Goal of the exercise: Separate out the lines that hold "sekolah".

Extracted records
"""
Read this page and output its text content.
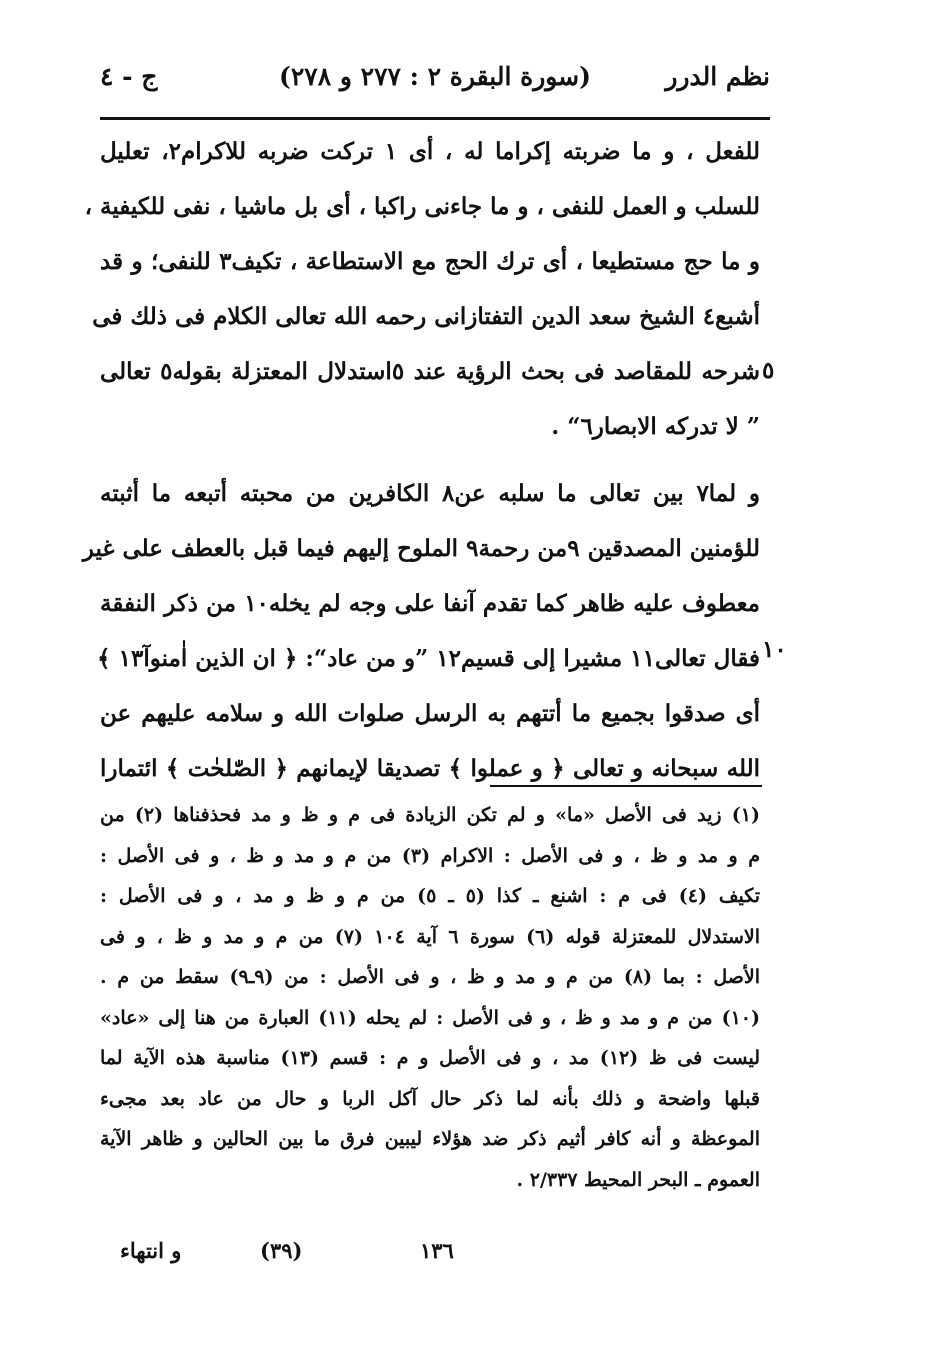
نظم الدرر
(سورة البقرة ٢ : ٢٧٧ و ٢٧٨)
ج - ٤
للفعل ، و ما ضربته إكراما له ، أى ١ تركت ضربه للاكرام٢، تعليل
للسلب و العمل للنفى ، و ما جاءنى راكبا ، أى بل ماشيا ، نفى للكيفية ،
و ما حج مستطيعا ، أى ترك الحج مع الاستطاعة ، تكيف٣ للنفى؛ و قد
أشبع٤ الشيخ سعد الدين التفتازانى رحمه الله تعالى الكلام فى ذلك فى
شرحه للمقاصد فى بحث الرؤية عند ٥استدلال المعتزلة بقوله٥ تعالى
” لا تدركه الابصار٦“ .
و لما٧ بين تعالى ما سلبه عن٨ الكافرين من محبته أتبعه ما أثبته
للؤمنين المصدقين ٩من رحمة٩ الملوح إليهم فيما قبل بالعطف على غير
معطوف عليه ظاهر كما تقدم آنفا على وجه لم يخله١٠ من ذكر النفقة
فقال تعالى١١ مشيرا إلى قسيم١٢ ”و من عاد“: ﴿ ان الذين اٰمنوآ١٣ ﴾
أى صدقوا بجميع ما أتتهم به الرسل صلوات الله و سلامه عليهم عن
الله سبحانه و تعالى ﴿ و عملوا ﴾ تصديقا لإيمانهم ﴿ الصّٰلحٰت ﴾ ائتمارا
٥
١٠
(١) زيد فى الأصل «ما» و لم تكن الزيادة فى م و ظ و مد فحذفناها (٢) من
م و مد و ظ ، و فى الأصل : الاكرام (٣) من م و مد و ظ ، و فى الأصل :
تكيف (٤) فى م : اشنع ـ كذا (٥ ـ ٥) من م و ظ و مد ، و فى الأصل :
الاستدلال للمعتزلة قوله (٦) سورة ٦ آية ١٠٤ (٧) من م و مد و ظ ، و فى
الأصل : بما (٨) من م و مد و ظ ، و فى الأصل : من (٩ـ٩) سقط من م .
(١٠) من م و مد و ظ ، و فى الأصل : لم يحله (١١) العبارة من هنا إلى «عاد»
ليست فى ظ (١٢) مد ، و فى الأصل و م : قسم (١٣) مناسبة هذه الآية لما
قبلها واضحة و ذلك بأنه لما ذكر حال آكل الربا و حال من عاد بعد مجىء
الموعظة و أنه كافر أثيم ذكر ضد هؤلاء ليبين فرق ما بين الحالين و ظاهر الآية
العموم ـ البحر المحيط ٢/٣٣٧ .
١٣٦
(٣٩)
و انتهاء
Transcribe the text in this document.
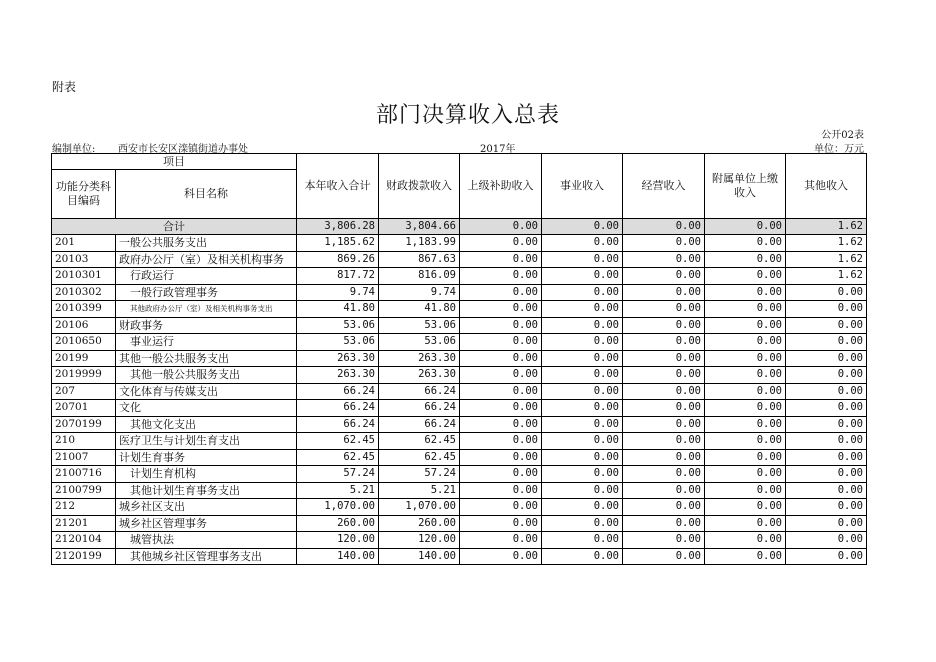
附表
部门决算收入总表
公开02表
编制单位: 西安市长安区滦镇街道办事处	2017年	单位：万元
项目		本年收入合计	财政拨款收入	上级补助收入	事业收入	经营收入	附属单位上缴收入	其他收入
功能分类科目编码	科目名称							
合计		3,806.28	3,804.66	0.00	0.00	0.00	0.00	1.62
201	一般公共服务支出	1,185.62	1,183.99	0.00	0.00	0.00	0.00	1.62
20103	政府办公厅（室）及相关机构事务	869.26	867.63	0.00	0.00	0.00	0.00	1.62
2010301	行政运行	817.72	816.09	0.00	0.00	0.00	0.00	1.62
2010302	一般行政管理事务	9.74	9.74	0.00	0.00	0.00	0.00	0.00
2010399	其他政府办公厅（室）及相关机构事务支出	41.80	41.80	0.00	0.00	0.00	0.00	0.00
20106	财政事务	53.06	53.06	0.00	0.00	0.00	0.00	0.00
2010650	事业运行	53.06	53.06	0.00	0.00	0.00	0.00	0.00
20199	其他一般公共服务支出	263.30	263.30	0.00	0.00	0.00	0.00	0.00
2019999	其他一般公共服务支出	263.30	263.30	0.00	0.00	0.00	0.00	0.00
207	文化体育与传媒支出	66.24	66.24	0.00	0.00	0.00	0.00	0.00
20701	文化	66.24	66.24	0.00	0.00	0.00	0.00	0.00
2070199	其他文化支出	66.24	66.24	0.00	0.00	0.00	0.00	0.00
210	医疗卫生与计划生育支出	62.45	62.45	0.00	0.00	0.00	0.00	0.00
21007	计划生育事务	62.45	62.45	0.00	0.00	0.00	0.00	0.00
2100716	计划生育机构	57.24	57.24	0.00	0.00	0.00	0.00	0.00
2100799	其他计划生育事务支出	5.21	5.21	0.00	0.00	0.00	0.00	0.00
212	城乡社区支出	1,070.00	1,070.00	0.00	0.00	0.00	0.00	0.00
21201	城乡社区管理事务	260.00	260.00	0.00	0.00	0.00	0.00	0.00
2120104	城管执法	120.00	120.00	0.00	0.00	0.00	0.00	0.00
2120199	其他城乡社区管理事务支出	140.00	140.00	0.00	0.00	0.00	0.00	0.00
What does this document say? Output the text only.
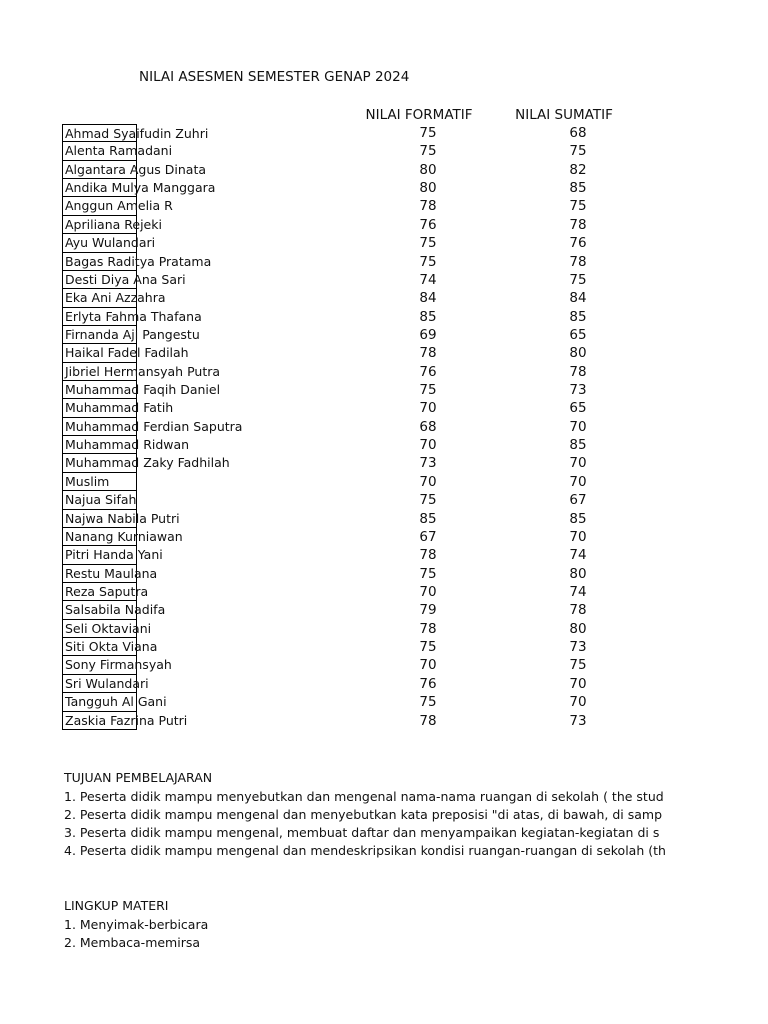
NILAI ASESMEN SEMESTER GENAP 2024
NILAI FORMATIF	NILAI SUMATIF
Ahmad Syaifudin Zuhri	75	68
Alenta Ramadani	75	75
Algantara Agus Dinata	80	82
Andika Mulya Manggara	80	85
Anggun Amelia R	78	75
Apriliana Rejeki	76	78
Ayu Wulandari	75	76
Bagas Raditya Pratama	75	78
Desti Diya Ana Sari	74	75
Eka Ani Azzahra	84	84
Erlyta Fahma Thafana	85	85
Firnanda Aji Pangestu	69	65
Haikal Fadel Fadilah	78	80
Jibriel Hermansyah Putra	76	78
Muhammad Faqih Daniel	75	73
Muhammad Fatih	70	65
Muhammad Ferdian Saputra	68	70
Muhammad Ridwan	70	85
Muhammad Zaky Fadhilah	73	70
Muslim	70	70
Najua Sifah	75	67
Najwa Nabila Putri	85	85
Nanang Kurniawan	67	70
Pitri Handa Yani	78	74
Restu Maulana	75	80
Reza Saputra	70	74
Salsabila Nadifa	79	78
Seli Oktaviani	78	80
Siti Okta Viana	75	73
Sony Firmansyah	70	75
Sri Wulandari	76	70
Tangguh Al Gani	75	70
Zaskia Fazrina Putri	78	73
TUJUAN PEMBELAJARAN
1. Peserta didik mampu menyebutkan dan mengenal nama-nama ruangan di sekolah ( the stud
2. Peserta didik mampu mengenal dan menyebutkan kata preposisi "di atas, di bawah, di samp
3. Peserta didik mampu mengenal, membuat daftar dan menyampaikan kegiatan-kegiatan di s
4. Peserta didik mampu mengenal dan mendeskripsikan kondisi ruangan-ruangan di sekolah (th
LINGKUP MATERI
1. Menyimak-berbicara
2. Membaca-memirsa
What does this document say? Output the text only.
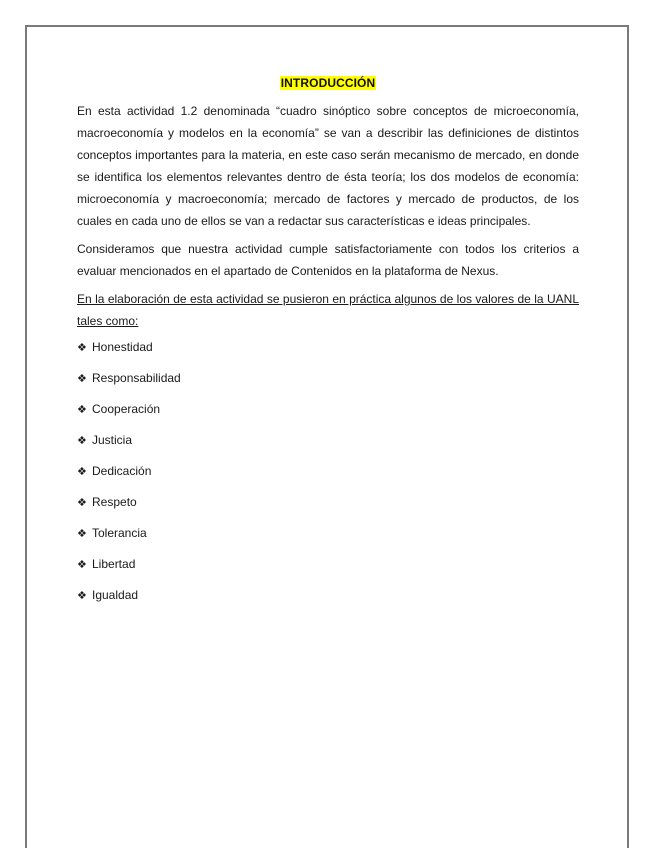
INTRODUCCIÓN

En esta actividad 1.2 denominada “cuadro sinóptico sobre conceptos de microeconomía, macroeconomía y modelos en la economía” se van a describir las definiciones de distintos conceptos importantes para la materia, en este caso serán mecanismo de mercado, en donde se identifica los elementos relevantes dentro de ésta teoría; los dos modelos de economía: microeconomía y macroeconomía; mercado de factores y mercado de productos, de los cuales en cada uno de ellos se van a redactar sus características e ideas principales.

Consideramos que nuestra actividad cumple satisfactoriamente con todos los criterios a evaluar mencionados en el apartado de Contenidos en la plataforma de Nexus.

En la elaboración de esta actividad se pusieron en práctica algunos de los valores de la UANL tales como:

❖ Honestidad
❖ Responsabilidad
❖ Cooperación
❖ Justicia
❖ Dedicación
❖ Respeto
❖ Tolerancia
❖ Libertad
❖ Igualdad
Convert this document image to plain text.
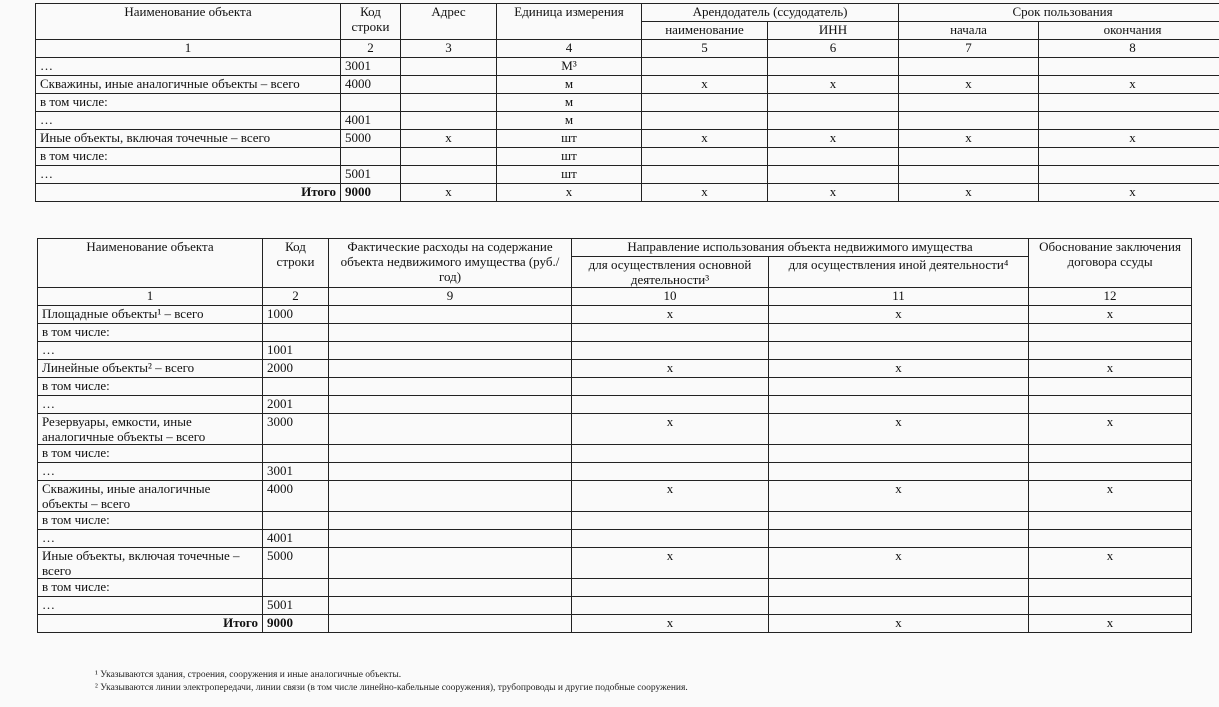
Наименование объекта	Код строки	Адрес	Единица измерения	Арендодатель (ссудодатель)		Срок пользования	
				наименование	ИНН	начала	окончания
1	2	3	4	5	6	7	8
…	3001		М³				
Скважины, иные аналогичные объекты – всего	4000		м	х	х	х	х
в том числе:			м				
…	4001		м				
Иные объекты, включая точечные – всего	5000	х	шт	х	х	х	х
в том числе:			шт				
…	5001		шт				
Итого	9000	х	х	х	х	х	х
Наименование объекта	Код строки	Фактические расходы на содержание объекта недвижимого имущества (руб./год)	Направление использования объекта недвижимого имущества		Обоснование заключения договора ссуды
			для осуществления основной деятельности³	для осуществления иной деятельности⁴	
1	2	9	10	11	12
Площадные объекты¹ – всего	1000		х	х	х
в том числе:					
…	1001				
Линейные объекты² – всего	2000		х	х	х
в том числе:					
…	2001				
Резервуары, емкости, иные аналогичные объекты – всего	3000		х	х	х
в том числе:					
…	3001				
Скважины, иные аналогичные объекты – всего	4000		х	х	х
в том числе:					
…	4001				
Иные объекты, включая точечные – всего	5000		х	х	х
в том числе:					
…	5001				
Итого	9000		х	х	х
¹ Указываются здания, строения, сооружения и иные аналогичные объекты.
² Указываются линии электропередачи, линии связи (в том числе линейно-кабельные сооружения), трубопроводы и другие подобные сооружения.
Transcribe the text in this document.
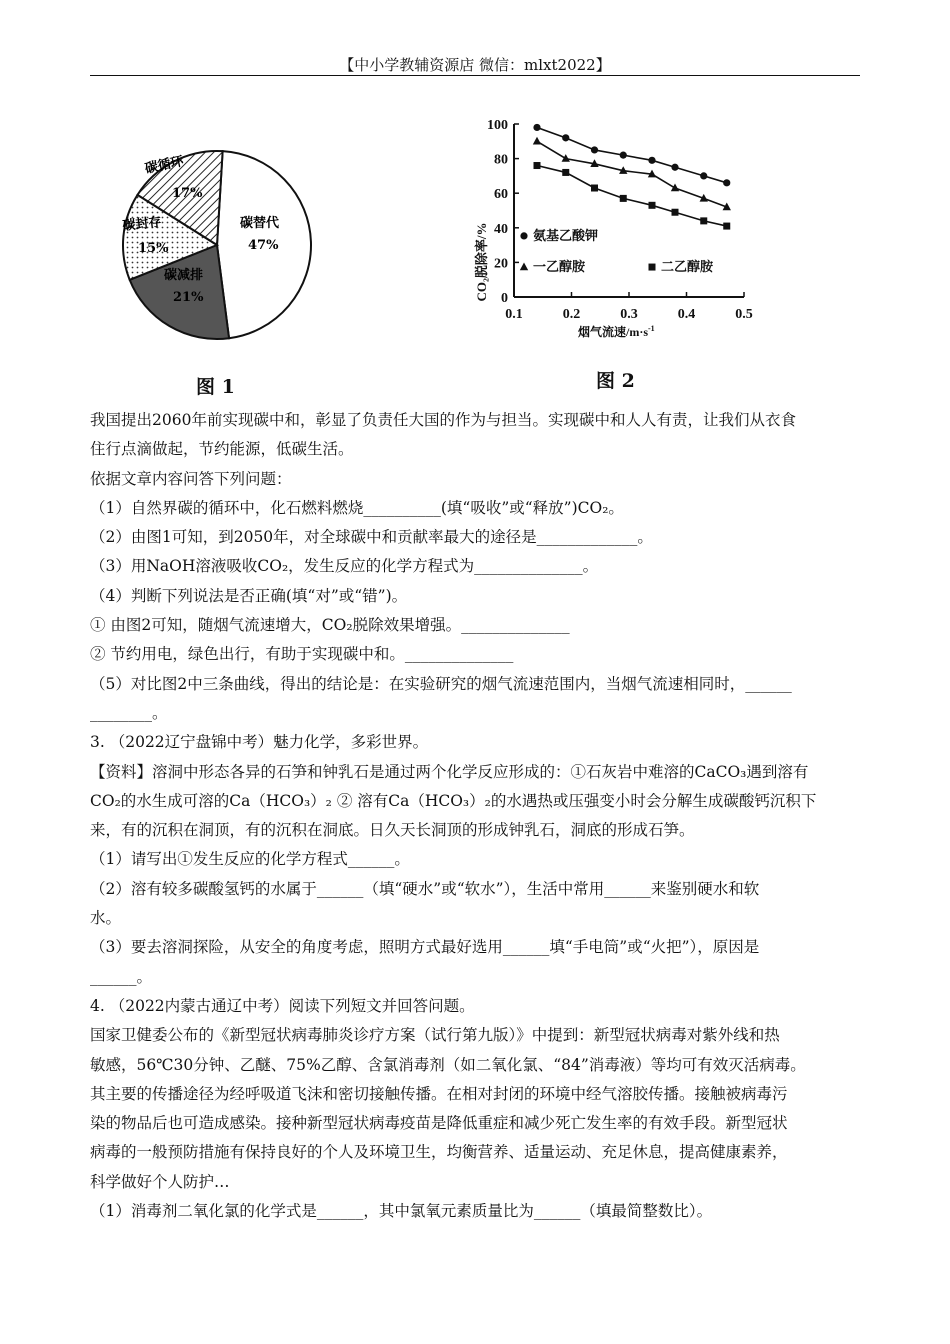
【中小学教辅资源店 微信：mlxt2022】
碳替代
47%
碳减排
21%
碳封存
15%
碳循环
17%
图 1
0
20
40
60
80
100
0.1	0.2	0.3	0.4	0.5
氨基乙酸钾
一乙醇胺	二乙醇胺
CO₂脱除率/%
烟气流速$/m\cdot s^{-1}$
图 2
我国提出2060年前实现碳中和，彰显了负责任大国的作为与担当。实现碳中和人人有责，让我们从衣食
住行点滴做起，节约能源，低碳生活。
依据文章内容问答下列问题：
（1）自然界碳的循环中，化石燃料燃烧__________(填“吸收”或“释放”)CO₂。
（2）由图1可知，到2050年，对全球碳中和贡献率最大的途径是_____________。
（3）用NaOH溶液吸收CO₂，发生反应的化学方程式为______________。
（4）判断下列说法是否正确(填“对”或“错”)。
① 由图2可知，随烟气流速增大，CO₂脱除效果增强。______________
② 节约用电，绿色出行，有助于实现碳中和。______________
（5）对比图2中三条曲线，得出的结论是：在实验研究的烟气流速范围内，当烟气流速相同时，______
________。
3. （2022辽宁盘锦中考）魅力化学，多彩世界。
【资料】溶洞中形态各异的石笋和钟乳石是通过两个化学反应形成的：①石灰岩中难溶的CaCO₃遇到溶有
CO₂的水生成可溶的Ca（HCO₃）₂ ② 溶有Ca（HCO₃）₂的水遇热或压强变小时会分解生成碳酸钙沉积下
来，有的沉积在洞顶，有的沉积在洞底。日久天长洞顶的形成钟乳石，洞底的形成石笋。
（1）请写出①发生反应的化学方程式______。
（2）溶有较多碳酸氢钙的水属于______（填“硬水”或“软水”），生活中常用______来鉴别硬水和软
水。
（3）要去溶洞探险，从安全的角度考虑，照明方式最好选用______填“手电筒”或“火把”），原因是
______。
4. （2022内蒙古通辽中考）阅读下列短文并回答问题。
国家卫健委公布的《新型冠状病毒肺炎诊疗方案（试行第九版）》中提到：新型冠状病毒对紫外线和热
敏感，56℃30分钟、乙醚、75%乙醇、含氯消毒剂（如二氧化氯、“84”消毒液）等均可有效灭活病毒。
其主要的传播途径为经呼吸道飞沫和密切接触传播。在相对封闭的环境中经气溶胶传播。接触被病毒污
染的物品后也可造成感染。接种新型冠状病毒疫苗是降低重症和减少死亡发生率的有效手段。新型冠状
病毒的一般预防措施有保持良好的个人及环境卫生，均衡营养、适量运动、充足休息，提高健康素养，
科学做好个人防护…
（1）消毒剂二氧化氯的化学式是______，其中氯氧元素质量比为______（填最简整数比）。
"""
Correct answer:
1. Peserta didik mampu menyebutkan dan mengenal nama-nama ruangan di sekolah ( the stud
4. Peserta didik mampu mengenal dan mendeskripsikan kondisi ruangan-ruangan di sekolah (th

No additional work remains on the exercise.